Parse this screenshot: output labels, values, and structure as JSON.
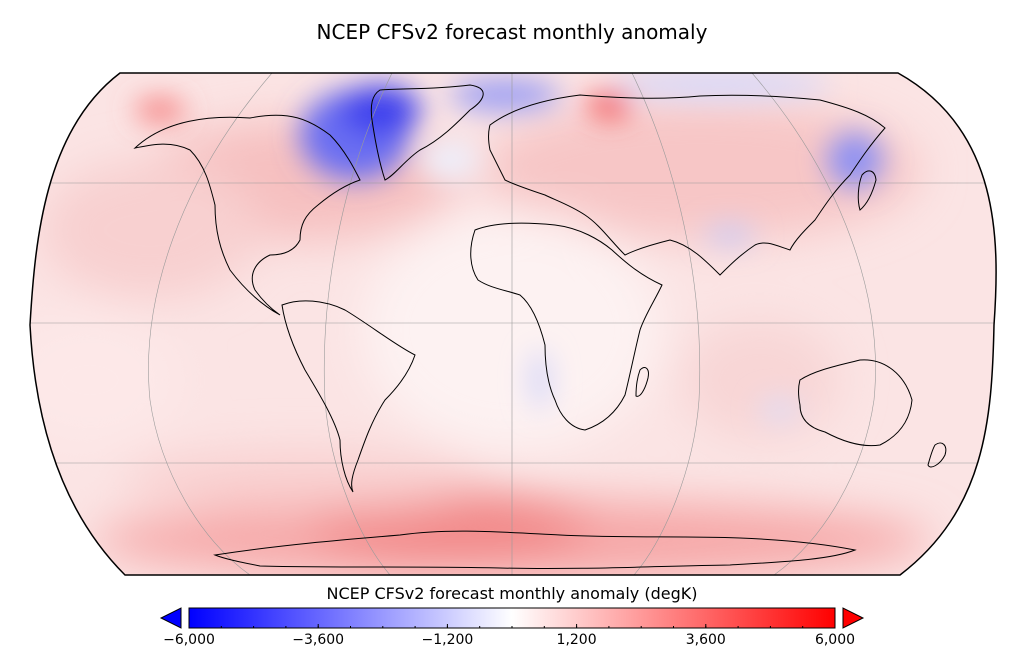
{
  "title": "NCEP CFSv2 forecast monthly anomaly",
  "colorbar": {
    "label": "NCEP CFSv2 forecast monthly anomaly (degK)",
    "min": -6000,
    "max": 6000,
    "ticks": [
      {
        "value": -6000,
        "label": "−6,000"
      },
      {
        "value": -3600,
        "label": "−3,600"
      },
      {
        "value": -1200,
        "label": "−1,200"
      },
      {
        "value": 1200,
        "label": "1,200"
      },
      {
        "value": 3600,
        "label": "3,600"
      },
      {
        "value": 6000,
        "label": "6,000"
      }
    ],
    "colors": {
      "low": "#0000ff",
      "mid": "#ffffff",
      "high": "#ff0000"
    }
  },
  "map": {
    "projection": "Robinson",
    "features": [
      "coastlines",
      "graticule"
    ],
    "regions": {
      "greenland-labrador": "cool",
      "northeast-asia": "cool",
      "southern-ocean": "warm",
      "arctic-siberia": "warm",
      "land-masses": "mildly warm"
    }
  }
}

-=-=-=-=-

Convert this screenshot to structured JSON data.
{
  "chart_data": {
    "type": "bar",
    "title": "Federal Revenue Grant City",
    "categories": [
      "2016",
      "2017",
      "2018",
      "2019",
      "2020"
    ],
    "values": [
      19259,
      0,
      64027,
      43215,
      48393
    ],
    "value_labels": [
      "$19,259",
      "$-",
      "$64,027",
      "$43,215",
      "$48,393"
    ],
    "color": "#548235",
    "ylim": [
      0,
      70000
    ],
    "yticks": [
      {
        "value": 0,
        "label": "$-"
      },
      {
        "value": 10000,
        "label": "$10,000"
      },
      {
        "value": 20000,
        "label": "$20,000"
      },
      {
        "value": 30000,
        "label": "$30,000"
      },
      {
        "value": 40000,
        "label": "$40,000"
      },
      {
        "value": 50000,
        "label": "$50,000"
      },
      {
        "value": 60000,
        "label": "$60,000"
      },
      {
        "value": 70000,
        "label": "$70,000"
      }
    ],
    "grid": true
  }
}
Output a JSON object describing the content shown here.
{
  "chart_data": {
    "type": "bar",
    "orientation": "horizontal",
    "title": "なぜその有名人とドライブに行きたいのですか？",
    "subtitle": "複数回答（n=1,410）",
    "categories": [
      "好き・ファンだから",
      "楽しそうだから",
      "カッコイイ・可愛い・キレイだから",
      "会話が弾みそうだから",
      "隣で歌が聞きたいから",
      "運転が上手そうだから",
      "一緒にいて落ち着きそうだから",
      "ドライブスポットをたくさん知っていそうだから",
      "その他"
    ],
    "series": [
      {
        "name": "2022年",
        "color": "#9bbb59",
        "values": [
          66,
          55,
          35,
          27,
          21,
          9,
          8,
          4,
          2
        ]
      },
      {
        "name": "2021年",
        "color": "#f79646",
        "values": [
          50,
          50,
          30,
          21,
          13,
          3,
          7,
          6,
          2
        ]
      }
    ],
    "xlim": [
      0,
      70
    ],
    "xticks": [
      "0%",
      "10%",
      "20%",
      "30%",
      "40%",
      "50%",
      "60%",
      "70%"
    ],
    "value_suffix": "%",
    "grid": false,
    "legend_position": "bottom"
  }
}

-=-=-=-=-

Task to carry out -
Each line in the listing above that contains "anomaly" should be copied.

Exercise answer -
  "title": "NCEP CFSv2 forecast monthly anomaly",
    "label": "NCEP CFSv2 forecast monthly anomaly (degK)",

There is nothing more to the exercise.